*WORK TO BE COMPLETED*
Keep the wording of each record exactly the same when you repeat it, and leave out pictures.

━━━ DATA TO USE ━━━

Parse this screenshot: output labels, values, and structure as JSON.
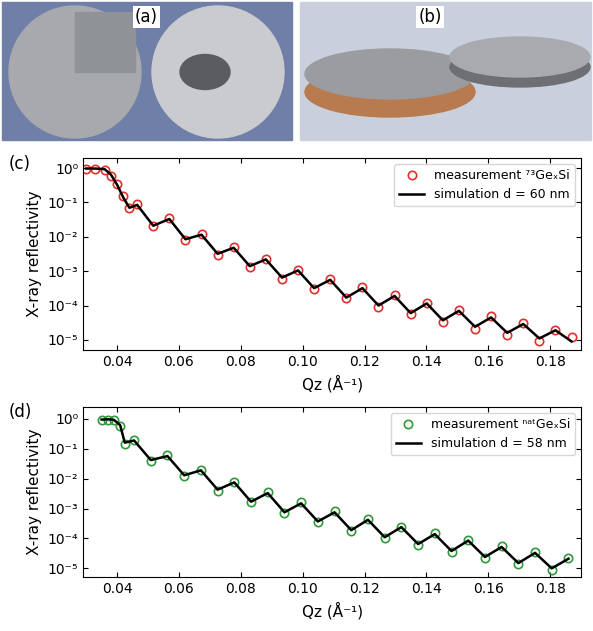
{
  "images": [
    {
      "label": "(a)"
    },
    {
      "label": "(b)"
    }
  ],
  "chart_data": [
    {
      "type": "line",
      "annotations": [
        "(c)"
      ],
      "x_label": "Qz (Å⁻¹)",
      "y_label": "X-ray reflectivity",
      "log": "y",
      "legend": "upper right",
      "xlim": [
        0.029,
        0.19
      ],
      "ylim": [
        5e-06,
        2
      ],
      "xticks": [
        0.04,
        0.06,
        0.08,
        {
          "value": 0.1,
          "label": "0.10"
        },
        0.12,
        0.14,
        0.16,
        0.18
      ],
      "yticks": [
        {
          "value": 1e-05,
          "label": "10⁻⁵"
        },
        {
          "value": 0.0001,
          "label": "10⁻⁴"
        },
        {
          "value": 0.001,
          "label": "10⁻³"
        },
        {
          "value": 0.01,
          "label": "10⁻²"
        },
        {
          "value": 0.1,
          "label": "10⁻¹"
        },
        {
          "value": 1,
          "label": "10⁰"
        }
      ],
      "series": [
        {
          "name": "measurement ⁷³GeₓSi",
          "color": "#e0302a",
          "marker": "circle",
          "line_style": "none",
          "x": [
            0.03,
            0.033,
            0.036,
            0.038,
            0.04,
            0.042,
            0.044,
            0.0465,
            0.0517,
            0.0569,
            0.0621,
            0.0673,
            0.0725,
            0.0777,
            0.0829,
            0.0881,
            0.0933,
            0.0985,
            0.1037,
            0.1089,
            0.1141,
            0.1193,
            0.1245,
            0.1297,
            0.1349,
            0.1401,
            0.1453,
            0.1505,
            0.1557,
            0.1609,
            0.1661,
            0.1713,
            0.1765,
            0.1817,
            0.1869
          ],
          "values": [
            0.95,
            0.95,
            0.9,
            0.6,
            0.35,
            0.15,
            0.07,
            0.09,
            0.02,
            0.035,
            0.008,
            0.012,
            0.003,
            0.005,
            0.0013,
            0.0023,
            0.0006,
            0.0011,
            0.0003,
            0.0006,
            0.00016,
            0.00034,
            9e-05,
            0.0002,
            5.5e-05,
            0.00012,
            3.3e-05,
            7.5e-05,
            2.1e-05,
            4.8e-05,
            1.4e-05,
            3e-05,
            9e-06,
            2e-05,
            1.2e-05
          ]
        },
        {
          "name": "simulation d = 60 nm",
          "color": "#000000",
          "marker": "none",
          "line_style": "solid",
          "x": [
            0.03,
            0.033,
            0.036,
            0.038,
            0.04,
            0.042,
            0.044,
            0.0465,
            0.0517,
            0.0569,
            0.0621,
            0.0673,
            0.0725,
            0.0777,
            0.0829,
            0.0881,
            0.0933,
            0.0985,
            0.1037,
            0.1089,
            0.1141,
            0.1193,
            0.1245,
            0.1297,
            0.1349,
            0.1401,
            0.1453,
            0.1505,
            0.1557,
            0.1609,
            0.1661,
            0.1713,
            0.1765,
            0.1817,
            0.1869
          ],
          "values": [
            0.97,
            0.97,
            0.93,
            0.65,
            0.33,
            0.14,
            0.07,
            0.085,
            0.021,
            0.033,
            0.0085,
            0.0115,
            0.0032,
            0.0048,
            0.0014,
            0.0022,
            0.00065,
            0.00105,
            0.00032,
            0.00056,
            0.00017,
            0.00032,
            0.0001,
            0.00019,
            6e-05,
            0.000115,
            3.7e-05,
            7e-05,
            2.4e-05,
            4.5e-05,
            1.6e-05,
            2.9e-05,
            1.1e-05,
            1.9e-05,
            9e-06
          ]
        }
      ]
    },
    {
      "type": "line",
      "annotations": [
        "(d)"
      ],
      "x_label": "Qz (Å⁻¹)",
      "y_label": "X-ray reflectivity",
      "log": "y",
      "legend": "upper right",
      "xlim": [
        0.029,
        0.19
      ],
      "ylim": [
        5e-06,
        2.5
      ],
      "xticks": [
        0.04,
        0.06,
        0.08,
        {
          "value": 0.1,
          "label": "0.10"
        },
        0.12,
        0.14,
        0.16,
        0.18
      ],
      "yticks": [
        {
          "value": 1e-05,
          "label": "10⁻⁵"
        },
        {
          "value": 0.0001,
          "label": "10⁻⁴"
        },
        {
          "value": 0.001,
          "label": "10⁻³"
        },
        {
          "value": 0.01,
          "label": "10⁻²"
        },
        {
          "value": 0.1,
          "label": "10⁻¹"
        },
        {
          "value": 1,
          "label": "10⁰"
        }
      ],
      "series": [
        {
          "name": "measurement ⁿᵃᵗGeₓSi",
          "color": "#2e9a3a",
          "marker": "circle",
          "line_style": "none",
          "x": [
            0.035,
            0.037,
            0.039,
            0.041,
            0.0425,
            0.0455,
            0.0509,
            0.0563,
            0.0617,
            0.0671,
            0.0725,
            0.0779,
            0.0833,
            0.0887,
            0.0941,
            0.0995,
            0.1049,
            0.1103,
            0.1157,
            0.1211,
            0.1265,
            0.1319,
            0.1373,
            0.1427,
            0.1481,
            0.1535,
            0.1589,
            0.1643,
            0.1697,
            0.1751,
            0.1805,
            0.1859
          ],
          "values": [
            0.9,
            0.95,
            0.9,
            0.6,
            0.15,
            0.2,
            0.04,
            0.06,
            0.012,
            0.02,
            0.004,
            0.008,
            0.0016,
            0.0035,
            0.0007,
            0.0016,
            0.00035,
            0.0008,
            0.00018,
            0.00045,
            0.0001,
            0.00025,
            6e-05,
            0.00015,
            3.5e-05,
            9e-05,
            2.2e-05,
            5.5e-05,
            1.4e-05,
            3.5e-05,
            9e-06,
            2.2e-05
          ]
        },
        {
          "name": "simulation d = 58 nm",
          "color": "#000000",
          "marker": "none",
          "line_style": "solid",
          "x": [
            0.035,
            0.037,
            0.039,
            0.041,
            0.0425,
            0.0455,
            0.0509,
            0.0563,
            0.0617,
            0.0671,
            0.0725,
            0.0779,
            0.0833,
            0.0887,
            0.0941,
            0.0995,
            0.1049,
            0.1103,
            0.1157,
            0.1211,
            0.1265,
            0.1319,
            0.1373,
            0.1427,
            0.1481,
            0.1535,
            0.1589,
            0.1643,
            0.1697,
            0.1751,
            0.1805,
            0.1859
          ],
          "values": [
            0.95,
            0.97,
            0.93,
            0.62,
            0.16,
            0.19,
            0.042,
            0.057,
            0.013,
            0.019,
            0.0043,
            0.0075,
            0.0017,
            0.0033,
            0.00075,
            0.0015,
            0.00037,
            0.00075,
            0.00019,
            0.00042,
            0.00011,
            0.00024,
            6.5e-05,
            0.00014,
            3.8e-05,
            8.5e-05,
            2.4e-05,
            5.2e-05,
            1.5e-05,
            3.3e-05,
            1e-05,
            2.1e-05
          ]
        }
      ]
    }
  ]
}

━━━

*RESPONSE TO THIS EXERCISE*
Parse this screenshot: output labels, values, and structure as JSON.
{
  "images": [
    {
      "label": "(a)"
    },
    {
      "label": "(b)"
    }
  ],
  "chart_data": [
    {
      "type": "line",
      "annotations": [
        "(c)"
      ],
      "x_label": "Qz (Å⁻¹)",
      "y_label": "X-ray reflectivity",
      "log": "y",
      "legend": "upper right",
      "xlim": [
        0.029,
        0.19
      ],
      "ylim": [
        5e-06,
        2
      ],
      "xticks": [
        0.04,
        0.06,
        0.08,
        {
          "value": 0.1,
          "label": "0.10"
        },
        0.12,
        0.14,
        0.16,
        0.18
      ],
      "yticks": [
        {
          "value": 1e-05,
          "label": "10⁻⁵"
        },
        {
          "value": 0.0001,
          "label": "10⁻⁴"
        },
        {
          "value": 0.001,
          "label": "10⁻³"
        },
        {
          "value": 0.01,
          "label": "10⁻²"
        },
        {
          "value": 0.1,
          "label": "10⁻¹"
        },
        {
          "value": 1,
          "label": "10⁰"
        }
      ],
      "series": [
        {
          "name": "measurement ⁷³GeₓSi",
          "color": "#e0302a",
          "marker": "circle",
          "line_style": "none",
          "x": [
            0.03,
            0.033,
            0.036,
            0.038,
            0.04,
            0.042,
            0.044,
            0.0465,
            0.0517,
            0.0569,
            0.0621,
            0.0673,
            0.0725,
            0.0777,
            0.0829,
            0.0881,
            0.0933,
            0.0985,
            0.1037,
            0.1089,
            0.1141,
            0.1193,
            0.1245,
            0.1297,
            0.1349,
            0.1401,
            0.1453,
            0.1505,
            0.1557,
            0.1609,
            0.1661,
            0.1713,
            0.1765,
            0.1817,
            0.1869
          ],
          "values": [
            0.95,
            0.95,
            0.9,
            0.6,
            0.35,
            0.15,
            0.07,
            0.09,
            0.02,
            0.035,
            0.008,
            0.012,
            0.003,
            0.005,
            0.0013,
            0.0023,
            0.0006,
            0.0011,
            0.0003,
            0.0006,
            0.00016,
            0.00034,
            9e-05,
            0.0002,
            5.5e-05,
            0.00012,
            3.3e-05,
            7.5e-05,
            2.1e-05,
            4.8e-05,
            1.4e-05,
            3e-05,
            9e-06,
            2e-05,
            1.2e-05
          ]
        },
        {
          "name": "simulation d = 60 nm",
          "color": "#000000",
          "marker": "none",
          "line_style": "solid",
          "x": [
            0.03,
            0.033,
            0.036,
            0.038,
            0.04,
            0.042,
            0.044,
            0.0465,
            0.0517,
            0.0569,
            0.0621,
            0.0673,
            0.0725,
            0.0777,
            0.0829,
            0.0881,
            0.0933,
            0.0985,
            0.1037,
            0.1089,
            0.1141,
            0.1193,
            0.1245,
            0.1297,
            0.1349,
            0.1401,
            0.1453,
            0.1505,
            0.1557,
            0.1609,
            0.1661,
            0.1713,
            0.1765,
            0.1817,
            0.1869
          ],
          "values": [
            0.97,
            0.97,
            0.93,
            0.65,
            0.33,
            0.14,
            0.07,
            0.085,
            0.021,
            0.033,
            0.0085,
            0.0115,
            0.0032,
            0.0048,
            0.0014,
            0.0022,
            0.00065,
            0.00105,
            0.00032,
            0.00056,
            0.00017,
            0.00032,
            0.0001,
            0.00019,
            6e-05,
            0.000115,
            3.7e-05,
            7e-05,
            2.4e-05,
            4.5e-05,
            1.6e-05,
            2.9e-05,
            1.1e-05,
            1.9e-05,
            9e-06
          ]
        }
      ]
    },
    {
      "type": "line",
      "annotations": [
        "(d)"
      ],
      "x_label": "Qz (Å⁻¹)",
      "y_label": "X-ray reflectivity",
      "log": "y",
      "legend": "upper right",
      "xlim": [
        0.029,
        0.19
      ],
      "ylim": [
        5e-06,
        2.5
      ],
      "xticks": [
        0.04,
        0.06,
        0.08,
        {
          "value": 0.1,
          "label": "0.10"
        },
        0.12,
        0.14,
        0.16,
        0.18
      ],
      "yticks": [
        {
          "value": 1e-05,
          "label": "10⁻⁵"
        },
        {
          "value": 0.0001,
          "label": "10⁻⁴"
        },
        {
          "value": 0.001,
          "label": "10⁻³"
        },
        {
          "value": 0.01,
          "label": "10⁻²"
        },
        {
          "value": 0.1,
          "label": "10⁻¹"
        },
        {
          "value": 1,
          "label": "10⁰"
        }
      ],
      "series": [
        {
          "name": "measurement ⁿᵃᵗGeₓSi",
          "color": "#2e9a3a",
          "marker": "circle",
          "line_style": "none",
          "x": [
            0.035,
            0.037,
            0.039,
            0.041,
            0.0425,
            0.0455,
            0.0509,
            0.0563,
            0.0617,
            0.0671,
            0.0725,
            0.0779,
            0.0833,
            0.0887,
            0.0941,
            0.0995,
            0.1049,
            0.1103,
            0.1157,
            0.1211,
            0.1265,
            0.1319,
            0.1373,
            0.1427,
            0.1481,
            0.1535,
            0.1589,
            0.1643,
            0.1697,
            0.1751,
            0.1805,
            0.1859
          ],
          "values": [
            0.9,
            0.95,
            0.9,
            0.6,
            0.15,
            0.2,
            0.04,
            0.06,
            0.012,
            0.02,
            0.004,
            0.008,
            0.0016,
            0.0035,
            0.0007,
            0.0016,
            0.00035,
            0.0008,
            0.00018,
            0.00045,
            0.0001,
            0.00025,
            6e-05,
            0.00015,
            3.5e-05,
            9e-05,
            2.2e-05,
            5.5e-05,
            1.4e-05,
            3.5e-05,
            9e-06,
            2.2e-05
          ]
        },
        {
          "name": "simulation d = 58 nm",
          "color": "#000000",
          "marker": "none",
          "line_style": "solid",
          "x": [
            0.035,
            0.037,
            0.039,
            0.041,
            0.0425,
            0.0455,
            0.0509,
            0.0563,
            0.0617,
            0.0671,
            0.0725,
            0.0779,
            0.0833,
            0.0887,
            0.0941,
            0.0995,
            0.1049,
            0.1103,
            0.1157,
            0.1211,
            0.1265,
            0.1319,
            0.1373,
            0.1427,
            0.1481,
            0.1535,
            0.1589,
            0.1643,
            0.1697,
            0.1751,
            0.1805,
            0.1859
          ],
          "values": [
            0.95,
            0.97,
            0.93,
            0.62,
            0.16,
            0.19,
            0.042,
            0.057,
            0.013,
            0.019,
            0.0043,
            0.0075,
            0.0017,
            0.0033,
            0.00075,
            0.0015,
            0.00037,
            0.00075,
            0.00019,
            0.00042,
            0.00011,
            0.00024,
            6.5e-05,
            0.00014,
            3.8e-05,
            8.5e-05,
            2.4e-05,
            5.2e-05,
            1.5e-05,
            3.3e-05,
            1e-05,
            2.1e-05
          ]
        }
      ]
    }
  ]
}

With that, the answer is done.